● **The task**:
Reproduce the material in full, exactly as written.

● **Data lines**:
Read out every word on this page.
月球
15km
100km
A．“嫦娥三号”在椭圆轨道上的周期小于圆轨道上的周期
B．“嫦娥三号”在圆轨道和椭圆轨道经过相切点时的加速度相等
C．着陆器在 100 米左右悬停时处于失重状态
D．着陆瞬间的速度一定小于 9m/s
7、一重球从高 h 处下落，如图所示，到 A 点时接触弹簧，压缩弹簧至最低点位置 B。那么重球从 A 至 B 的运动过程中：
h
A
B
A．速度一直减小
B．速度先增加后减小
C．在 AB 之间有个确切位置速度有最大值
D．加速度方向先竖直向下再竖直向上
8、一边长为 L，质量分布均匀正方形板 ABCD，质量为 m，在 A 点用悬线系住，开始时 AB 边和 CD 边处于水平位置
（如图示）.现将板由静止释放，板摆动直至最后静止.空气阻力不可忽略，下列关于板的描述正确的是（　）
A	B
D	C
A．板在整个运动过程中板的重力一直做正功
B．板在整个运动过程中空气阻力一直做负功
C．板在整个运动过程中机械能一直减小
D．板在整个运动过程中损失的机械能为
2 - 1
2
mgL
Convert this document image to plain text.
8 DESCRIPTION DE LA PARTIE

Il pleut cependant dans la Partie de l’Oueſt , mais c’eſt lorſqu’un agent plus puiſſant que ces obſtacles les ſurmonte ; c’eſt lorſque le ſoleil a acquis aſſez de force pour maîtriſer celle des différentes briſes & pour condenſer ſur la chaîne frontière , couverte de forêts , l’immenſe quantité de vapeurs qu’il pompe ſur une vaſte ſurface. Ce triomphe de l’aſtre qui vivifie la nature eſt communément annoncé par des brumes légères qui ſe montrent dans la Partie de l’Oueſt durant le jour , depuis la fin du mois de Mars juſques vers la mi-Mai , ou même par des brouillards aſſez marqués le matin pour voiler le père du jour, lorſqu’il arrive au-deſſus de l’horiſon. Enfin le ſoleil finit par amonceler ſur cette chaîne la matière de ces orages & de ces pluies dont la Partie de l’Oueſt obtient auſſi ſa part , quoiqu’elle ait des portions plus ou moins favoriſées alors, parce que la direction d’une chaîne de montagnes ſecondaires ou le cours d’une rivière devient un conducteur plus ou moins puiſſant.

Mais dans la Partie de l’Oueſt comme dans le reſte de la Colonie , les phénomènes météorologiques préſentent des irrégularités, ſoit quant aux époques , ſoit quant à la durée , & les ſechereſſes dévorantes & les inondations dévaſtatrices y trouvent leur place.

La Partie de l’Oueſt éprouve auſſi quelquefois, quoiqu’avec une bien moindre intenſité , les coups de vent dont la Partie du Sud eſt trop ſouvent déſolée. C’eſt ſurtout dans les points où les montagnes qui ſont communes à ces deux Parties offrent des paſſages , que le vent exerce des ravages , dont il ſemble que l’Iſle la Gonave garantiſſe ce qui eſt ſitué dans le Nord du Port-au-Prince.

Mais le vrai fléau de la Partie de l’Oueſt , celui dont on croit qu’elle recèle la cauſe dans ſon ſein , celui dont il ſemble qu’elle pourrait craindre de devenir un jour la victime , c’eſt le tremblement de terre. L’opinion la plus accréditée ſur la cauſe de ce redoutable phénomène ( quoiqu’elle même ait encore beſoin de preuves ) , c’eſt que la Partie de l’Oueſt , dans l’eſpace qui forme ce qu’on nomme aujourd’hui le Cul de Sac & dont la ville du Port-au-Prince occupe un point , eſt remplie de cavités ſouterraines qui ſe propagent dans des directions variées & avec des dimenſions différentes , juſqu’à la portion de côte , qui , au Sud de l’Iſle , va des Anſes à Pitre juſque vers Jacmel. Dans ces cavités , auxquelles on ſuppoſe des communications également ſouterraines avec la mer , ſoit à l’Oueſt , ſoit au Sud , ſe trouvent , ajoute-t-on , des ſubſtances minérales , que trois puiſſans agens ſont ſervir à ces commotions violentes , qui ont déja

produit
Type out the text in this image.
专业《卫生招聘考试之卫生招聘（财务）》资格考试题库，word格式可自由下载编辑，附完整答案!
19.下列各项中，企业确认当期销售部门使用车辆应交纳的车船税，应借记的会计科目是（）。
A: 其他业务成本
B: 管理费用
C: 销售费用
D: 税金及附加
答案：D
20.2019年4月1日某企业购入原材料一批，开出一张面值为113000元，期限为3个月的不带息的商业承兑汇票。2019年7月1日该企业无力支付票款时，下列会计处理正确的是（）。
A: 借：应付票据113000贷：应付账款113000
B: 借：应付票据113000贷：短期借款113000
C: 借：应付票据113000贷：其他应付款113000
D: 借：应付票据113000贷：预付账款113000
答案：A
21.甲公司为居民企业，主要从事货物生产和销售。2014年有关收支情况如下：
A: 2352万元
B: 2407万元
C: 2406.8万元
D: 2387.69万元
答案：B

● **The solution**:
Read out every word on this page.
月球
15km
100km
A．“嫦娥三号”在椭圆轨道上的周期小于圆轨道上的周期
B．“嫦娥三号”在圆轨道和椭圆轨道经过相切点时的加速度相等
C．着陆器在 100 米左右悬停时处于失重状态
D．着陆瞬间的速度一定小于 9m/s
7、一重球从高 h 处下落，如图所示，到 A 点时接触弹簧，压缩弹簧至最低点位置 B。那么重球从 A 至 B 的运动过程中：
h
A
B
A．速度一直减小
B．速度先增加后减小
C．在 AB 之间有个确切位置速度有最大值
D．加速度方向先竖直向下再竖直向上
8、一边长为 L，质量分布均匀正方形板 ABCD，质量为 m，在 A 点用悬线系住，开始时 AB 边和 CD 边处于水平位置
（如图示）.现将板由静止释放，板摆动直至最后静止.空气阻力不可忽略，下列关于板的描述正确的是（　）
A	B
D	C
A．板在整个运动过程中板的重力一直做正功
B．板在整个运动过程中空气阻力一直做负功
C．板在整个运动过程中机械能一直减小
D．板在整个运动过程中损失的机械能为
2 - 1
2
mgL
Convert this document image to plain text.
8 DESCRIPTION DE LA PARTIE

Il pleut cependant dans la Partie de l’Oueſt , mais c’eſt lorſqu’un agent plus puiſſant que ces obſtacles les ſurmonte ; c’eſt lorſque le ſoleil a acquis aſſez de force pour maîtriſer celle des différentes briſes & pour condenſer ſur la chaîne frontière , couverte de forêts , l’immenſe quantité de vapeurs qu’il pompe ſur une vaſte ſurface. Ce triomphe de l’aſtre qui vivifie la nature eſt communément annoncé par des brumes légères qui ſe montrent dans la Partie de l’Oueſt durant le jour , depuis la fin du mois de Mars juſques vers la mi-Mai , ou même par des brouillards aſſez marqués le matin pour voiler le père du jour, lorſqu’il arrive au-deſſus de l’horiſon. Enfin le ſoleil finit par amonceler ſur cette chaîne la matière de ces orages & de ces pluies dont la Partie de l’Oueſt obtient auſſi ſa part , quoiqu’elle ait des portions plus ou moins favoriſées alors, parce que la direction d’une chaîne de montagnes ſecondaires ou le cours d’une rivière devient un conducteur plus ou moins puiſſant.

Mais dans la Partie de l’Oueſt comme dans le reſte de la Colonie , les phénomènes météorologiques préſentent des irrégularités, ſoit quant aux époques , ſoit quant à la durée , & les ſechereſſes dévorantes & les inondations dévaſtatrices y trouvent leur place.

La Partie de l’Oueſt éprouve auſſi quelquefois, quoiqu’avec une bien moindre intenſité , les coups de vent dont la Partie du Sud eſt trop ſouvent déſolée. C’eſt ſurtout dans les points où les montagnes qui ſont communes à ces deux Parties offrent des paſſages , que le vent exerce des ravages , dont il ſemble que l’Iſle la Gonave garantiſſe ce qui eſt ſitué dans le Nord du Port-au-Prince.

Mais le vrai fléau de la Partie de l’Oueſt , celui dont on croit qu’elle recèle la cauſe dans ſon ſein , celui dont il ſemble qu’elle pourrait craindre de devenir un jour la victime , c’eſt le tremblement de terre. L’opinion la plus accréditée ſur la cauſe de ce redoutable phénomène ( quoiqu’elle même ait encore beſoin de preuves ) , c’eſt que la Partie de l’Oueſt , dans l’eſpace qui forme ce qu’on nomme aujourd’hui le Cul de Sac & dont la ville du Port-au-Prince occupe un point , eſt remplie de cavités ſouterraines qui ſe propagent dans des directions variées & avec des dimenſions différentes , juſqu’à la portion de côte , qui , au Sud de l’Iſle , va des Anſes à Pitre juſque vers Jacmel. Dans ces cavités , auxquelles on ſuppoſe des communications également ſouterraines avec la mer , ſoit à l’Oueſt , ſoit au Sud , ſe trouvent , ajoute-t-on , des ſubſtances minérales , que trois puiſſans agens ſont ſervir à ces commotions violentes , qui ont déja

produit
Type out the text in this image.
专业《卫生招聘考试之卫生招聘（财务）》资格考试题库，word格式可自由下载编辑，附完整答案!
19.下列各项中，企业确认当期销售部门使用车辆应交纳的车船税，应借记的会计科目是（）。
A: 其他业务成本
B: 管理费用
C: 销售费用
D: 税金及附加
答案：D
20.2019年4月1日某企业购入原材料一批，开出一张面值为113000元，期限为3个月的不带息的商业承兑汇票。2019年7月1日该企业无力支付票款时，下列会计处理正确的是（）。
A: 借：应付票据113000贷：应付账款113000
B: 借：应付票据113000贷：短期借款113000
C: 借：应付票据113000贷：其他应付款113000
D: 借：应付票据113000贷：预付账款113000
答案：A
21.甲公司为居民企业，主要从事货物生产和销售。2014年有关收支情况如下：
A: 2352万元
B: 2407万元
C: 2406.8万元
D: 2387.69万元
答案：B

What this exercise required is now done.